### EXERCISE TASK
In the listing below, identify each line with the word "JSON" and return those lines.

### PROVIDED DATA
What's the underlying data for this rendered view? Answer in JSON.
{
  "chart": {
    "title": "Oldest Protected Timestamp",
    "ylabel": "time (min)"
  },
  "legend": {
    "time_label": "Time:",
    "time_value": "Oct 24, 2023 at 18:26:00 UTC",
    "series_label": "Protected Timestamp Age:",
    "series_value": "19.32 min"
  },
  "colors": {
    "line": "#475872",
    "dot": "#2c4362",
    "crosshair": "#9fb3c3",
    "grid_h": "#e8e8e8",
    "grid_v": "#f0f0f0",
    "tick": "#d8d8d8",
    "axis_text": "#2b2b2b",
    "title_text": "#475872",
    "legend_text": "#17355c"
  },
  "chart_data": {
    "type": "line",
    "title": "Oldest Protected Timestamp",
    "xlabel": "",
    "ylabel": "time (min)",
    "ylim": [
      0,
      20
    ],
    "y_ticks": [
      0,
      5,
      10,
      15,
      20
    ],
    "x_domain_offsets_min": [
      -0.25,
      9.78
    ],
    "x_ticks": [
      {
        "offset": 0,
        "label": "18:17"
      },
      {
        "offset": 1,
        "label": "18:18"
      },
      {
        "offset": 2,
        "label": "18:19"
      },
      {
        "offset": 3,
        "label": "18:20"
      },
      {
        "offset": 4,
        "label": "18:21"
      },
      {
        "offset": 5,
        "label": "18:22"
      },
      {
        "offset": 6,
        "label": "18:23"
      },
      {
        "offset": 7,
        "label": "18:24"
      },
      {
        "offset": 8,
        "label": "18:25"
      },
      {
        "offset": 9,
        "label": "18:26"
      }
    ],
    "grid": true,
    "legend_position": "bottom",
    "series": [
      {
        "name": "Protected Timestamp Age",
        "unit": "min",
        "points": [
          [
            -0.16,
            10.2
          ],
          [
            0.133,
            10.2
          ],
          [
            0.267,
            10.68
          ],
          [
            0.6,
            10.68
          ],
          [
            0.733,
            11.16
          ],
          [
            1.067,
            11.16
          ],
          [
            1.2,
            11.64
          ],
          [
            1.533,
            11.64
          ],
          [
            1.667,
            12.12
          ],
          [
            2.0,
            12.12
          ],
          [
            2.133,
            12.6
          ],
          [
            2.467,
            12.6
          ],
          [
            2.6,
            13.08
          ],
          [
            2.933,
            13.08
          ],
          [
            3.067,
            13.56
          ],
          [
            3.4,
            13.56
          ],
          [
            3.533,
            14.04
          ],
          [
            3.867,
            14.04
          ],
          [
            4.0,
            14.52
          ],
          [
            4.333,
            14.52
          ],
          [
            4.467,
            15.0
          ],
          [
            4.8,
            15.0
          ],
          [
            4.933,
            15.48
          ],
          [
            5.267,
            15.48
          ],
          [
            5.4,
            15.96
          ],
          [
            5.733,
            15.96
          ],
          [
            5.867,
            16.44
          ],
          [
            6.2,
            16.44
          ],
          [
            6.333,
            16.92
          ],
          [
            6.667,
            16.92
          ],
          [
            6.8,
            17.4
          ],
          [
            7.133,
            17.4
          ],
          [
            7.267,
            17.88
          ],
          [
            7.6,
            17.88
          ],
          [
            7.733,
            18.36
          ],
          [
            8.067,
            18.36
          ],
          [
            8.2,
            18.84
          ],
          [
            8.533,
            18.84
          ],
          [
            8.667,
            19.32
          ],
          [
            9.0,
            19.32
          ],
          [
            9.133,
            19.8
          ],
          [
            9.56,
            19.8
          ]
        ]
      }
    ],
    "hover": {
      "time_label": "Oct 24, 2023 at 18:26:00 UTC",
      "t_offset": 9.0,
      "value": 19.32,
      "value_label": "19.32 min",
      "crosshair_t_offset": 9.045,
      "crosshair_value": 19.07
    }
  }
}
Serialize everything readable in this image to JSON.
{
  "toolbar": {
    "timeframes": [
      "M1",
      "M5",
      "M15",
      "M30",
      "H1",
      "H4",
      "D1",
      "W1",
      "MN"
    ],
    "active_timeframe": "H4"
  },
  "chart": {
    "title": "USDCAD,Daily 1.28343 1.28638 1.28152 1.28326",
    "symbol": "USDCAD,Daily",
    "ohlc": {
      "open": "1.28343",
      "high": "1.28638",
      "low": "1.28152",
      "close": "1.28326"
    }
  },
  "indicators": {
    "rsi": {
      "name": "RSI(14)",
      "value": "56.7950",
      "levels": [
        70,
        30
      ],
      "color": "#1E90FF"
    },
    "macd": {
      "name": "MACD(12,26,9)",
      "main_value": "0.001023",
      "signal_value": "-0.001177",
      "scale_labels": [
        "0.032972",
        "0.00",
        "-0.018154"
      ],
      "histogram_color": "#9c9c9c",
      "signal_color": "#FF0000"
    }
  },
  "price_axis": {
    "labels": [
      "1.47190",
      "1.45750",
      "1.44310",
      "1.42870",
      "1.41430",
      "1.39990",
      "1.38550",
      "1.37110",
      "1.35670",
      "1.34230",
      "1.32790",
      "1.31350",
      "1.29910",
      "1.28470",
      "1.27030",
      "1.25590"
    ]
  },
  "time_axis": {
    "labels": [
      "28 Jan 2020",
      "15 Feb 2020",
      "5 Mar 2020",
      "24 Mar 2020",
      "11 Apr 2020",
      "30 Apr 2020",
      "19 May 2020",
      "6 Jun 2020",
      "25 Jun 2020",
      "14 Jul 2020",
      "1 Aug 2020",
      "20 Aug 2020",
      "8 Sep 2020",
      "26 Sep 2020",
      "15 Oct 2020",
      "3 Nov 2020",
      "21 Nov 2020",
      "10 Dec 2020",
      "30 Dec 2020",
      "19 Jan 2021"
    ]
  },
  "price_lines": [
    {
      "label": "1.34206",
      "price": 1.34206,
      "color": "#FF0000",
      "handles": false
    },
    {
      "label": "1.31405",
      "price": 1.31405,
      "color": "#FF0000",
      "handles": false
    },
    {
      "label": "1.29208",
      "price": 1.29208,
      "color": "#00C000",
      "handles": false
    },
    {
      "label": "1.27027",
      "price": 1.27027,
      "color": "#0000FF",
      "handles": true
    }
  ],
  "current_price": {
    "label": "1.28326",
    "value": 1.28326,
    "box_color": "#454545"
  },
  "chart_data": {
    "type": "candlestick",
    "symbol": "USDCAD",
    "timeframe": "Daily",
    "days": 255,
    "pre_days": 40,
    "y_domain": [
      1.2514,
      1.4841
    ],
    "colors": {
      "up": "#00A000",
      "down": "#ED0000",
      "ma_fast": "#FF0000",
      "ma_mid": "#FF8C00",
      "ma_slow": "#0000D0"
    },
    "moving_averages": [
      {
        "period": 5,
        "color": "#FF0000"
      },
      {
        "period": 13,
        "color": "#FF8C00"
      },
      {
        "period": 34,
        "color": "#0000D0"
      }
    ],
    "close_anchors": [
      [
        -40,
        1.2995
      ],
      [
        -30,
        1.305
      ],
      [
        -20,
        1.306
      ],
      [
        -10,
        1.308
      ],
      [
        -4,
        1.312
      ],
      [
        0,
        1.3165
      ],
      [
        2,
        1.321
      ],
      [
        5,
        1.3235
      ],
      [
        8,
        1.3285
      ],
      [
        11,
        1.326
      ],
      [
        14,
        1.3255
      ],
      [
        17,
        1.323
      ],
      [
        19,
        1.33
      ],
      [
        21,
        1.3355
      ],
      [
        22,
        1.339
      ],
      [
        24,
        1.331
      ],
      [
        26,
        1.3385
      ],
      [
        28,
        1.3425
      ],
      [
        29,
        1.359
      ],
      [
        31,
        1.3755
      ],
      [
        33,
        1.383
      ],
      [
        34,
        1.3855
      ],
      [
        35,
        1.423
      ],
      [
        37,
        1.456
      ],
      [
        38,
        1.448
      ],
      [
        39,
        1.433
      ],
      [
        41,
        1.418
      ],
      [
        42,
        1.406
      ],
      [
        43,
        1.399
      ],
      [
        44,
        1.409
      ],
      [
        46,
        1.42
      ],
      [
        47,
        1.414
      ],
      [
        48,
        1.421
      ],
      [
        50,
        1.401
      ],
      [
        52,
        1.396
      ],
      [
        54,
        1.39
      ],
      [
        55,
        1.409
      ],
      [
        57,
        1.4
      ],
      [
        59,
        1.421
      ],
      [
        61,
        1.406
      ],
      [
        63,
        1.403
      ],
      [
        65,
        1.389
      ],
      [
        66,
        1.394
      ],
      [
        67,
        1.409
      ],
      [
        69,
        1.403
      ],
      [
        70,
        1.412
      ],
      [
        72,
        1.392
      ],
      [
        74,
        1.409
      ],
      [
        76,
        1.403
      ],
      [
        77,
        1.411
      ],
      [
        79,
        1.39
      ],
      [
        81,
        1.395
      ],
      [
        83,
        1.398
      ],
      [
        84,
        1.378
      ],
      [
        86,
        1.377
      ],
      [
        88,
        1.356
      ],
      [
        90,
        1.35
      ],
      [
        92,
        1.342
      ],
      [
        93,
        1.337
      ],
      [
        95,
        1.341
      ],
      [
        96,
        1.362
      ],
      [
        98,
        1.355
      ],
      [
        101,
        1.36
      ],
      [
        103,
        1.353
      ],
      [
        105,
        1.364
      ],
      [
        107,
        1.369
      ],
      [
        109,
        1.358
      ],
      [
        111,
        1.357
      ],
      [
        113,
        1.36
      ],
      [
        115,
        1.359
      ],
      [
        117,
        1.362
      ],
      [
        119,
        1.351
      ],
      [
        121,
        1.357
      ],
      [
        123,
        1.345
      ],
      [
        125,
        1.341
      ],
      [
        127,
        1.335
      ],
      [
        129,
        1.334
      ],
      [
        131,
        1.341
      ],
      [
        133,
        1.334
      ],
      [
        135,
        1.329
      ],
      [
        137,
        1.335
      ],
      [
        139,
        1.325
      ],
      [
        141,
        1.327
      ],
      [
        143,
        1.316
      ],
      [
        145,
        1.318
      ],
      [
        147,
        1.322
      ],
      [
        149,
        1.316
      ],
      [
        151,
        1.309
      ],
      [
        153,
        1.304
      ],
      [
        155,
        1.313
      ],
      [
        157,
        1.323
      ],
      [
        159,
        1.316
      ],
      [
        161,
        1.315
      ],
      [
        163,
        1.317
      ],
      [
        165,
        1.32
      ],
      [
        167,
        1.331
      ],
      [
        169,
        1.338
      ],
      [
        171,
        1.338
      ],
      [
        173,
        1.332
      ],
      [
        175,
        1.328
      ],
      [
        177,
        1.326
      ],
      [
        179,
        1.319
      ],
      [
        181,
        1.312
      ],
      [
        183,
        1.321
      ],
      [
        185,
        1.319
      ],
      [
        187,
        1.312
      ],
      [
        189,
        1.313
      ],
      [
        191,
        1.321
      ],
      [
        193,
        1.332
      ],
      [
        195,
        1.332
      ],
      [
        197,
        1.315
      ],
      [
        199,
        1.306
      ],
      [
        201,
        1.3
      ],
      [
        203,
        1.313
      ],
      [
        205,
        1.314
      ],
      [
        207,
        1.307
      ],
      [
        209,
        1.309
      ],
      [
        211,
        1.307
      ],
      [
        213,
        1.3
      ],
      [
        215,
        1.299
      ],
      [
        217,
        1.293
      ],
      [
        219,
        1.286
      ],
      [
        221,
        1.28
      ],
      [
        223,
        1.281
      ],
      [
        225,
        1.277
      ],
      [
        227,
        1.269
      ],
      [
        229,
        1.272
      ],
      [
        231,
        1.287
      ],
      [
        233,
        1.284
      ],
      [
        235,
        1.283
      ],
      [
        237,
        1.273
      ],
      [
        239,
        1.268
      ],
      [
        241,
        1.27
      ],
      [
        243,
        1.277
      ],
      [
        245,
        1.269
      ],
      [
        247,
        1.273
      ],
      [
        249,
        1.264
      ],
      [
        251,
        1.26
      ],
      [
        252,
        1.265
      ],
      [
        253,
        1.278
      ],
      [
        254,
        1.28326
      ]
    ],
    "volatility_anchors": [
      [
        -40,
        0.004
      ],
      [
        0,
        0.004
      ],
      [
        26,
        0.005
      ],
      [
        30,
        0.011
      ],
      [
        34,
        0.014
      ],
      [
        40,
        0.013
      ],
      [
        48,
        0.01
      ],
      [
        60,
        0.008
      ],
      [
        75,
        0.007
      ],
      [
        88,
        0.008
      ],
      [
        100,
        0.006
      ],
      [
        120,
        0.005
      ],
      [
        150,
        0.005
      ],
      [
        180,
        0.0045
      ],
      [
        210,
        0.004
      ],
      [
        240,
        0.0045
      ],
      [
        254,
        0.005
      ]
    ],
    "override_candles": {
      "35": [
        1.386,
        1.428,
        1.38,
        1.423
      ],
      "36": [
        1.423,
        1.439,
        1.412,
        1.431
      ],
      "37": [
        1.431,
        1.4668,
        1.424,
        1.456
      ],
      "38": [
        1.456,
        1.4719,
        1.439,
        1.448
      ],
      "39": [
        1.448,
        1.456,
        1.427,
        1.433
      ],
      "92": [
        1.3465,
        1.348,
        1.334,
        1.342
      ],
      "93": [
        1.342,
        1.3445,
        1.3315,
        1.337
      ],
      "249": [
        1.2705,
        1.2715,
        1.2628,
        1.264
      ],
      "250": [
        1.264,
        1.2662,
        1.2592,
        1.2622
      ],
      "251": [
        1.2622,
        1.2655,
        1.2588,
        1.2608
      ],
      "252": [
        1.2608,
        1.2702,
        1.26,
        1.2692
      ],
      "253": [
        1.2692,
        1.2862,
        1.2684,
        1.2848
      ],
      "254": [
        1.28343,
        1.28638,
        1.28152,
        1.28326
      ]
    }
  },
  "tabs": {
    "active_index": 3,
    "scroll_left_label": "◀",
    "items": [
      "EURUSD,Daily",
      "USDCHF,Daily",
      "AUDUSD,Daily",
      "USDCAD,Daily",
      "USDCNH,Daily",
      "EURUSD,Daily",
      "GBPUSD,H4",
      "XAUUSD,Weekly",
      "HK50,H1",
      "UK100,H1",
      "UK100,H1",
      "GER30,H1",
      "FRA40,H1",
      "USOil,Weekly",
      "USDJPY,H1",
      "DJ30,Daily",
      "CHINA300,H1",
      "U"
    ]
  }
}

### EXERCISE SOLUTION
What's the underlying data for this rendered view? Answer in JSON.
Serialize everything readable in this image to JSON.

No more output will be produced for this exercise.